== Segment start ==
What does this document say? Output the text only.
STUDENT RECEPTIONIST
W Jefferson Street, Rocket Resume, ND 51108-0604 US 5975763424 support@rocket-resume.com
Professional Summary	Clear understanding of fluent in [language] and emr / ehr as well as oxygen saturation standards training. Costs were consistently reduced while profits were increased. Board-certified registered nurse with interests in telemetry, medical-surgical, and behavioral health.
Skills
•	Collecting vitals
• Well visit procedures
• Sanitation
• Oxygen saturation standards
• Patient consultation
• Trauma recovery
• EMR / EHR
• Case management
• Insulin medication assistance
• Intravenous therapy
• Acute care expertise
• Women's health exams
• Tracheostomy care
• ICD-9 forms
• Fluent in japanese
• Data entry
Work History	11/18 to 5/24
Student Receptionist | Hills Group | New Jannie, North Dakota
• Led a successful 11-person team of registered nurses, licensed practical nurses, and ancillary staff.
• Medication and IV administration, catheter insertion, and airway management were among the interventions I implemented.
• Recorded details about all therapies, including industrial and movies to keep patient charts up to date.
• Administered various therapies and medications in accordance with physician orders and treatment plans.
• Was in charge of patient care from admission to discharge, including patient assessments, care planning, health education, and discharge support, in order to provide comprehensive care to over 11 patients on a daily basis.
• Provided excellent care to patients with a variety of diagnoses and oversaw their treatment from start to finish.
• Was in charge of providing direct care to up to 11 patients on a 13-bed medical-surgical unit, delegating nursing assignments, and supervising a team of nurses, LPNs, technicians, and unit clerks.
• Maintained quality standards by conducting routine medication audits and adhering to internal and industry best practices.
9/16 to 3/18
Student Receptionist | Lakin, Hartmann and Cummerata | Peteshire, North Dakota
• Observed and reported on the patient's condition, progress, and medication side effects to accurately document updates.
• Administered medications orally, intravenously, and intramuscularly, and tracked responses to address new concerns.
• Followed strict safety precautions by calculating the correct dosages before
== Segment end ==
## Assignment
In the listing above, each line with the word "registered" is to be copied out.

## Task answer
Professional Summary	Clear understanding of fluent in [language] and emr / ehr as well as oxygen saturation standards training. Costs were consistently reduced while profits were increased. Board-certified registered nurse with interests in telemetry, medical-surgical, and behavioral health.
• Led a successful 11-person team of registered nurses, licensed practical nurses, and ancillary staff.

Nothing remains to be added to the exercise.